*Exercise task:* Filter the lines below, copying only those with the string "المساحة".

[Stored data]
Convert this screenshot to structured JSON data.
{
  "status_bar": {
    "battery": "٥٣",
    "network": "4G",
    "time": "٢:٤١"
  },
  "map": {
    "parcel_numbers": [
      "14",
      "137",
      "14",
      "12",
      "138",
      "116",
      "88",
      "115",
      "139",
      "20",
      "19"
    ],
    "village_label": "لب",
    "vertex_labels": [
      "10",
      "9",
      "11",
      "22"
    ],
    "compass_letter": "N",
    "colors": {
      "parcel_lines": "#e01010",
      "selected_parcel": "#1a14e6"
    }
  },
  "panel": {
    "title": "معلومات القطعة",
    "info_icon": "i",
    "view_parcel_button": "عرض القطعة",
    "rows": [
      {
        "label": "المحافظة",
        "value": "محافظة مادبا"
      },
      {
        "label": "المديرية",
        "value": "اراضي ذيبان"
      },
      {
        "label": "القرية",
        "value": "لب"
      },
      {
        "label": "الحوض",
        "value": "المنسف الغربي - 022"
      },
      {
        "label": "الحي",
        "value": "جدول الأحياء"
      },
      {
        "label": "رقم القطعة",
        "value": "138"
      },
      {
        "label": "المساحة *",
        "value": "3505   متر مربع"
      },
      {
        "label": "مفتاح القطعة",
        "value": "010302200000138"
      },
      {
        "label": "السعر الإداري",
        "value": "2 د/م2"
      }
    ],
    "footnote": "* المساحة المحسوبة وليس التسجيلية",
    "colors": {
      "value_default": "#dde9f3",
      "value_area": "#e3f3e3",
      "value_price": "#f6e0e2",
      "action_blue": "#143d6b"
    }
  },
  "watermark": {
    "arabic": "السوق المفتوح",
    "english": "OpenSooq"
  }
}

*Task solution:*
        "label": "المساحة *",
    "footnote": "* المساحة المحسوبة وليس التسجيلية",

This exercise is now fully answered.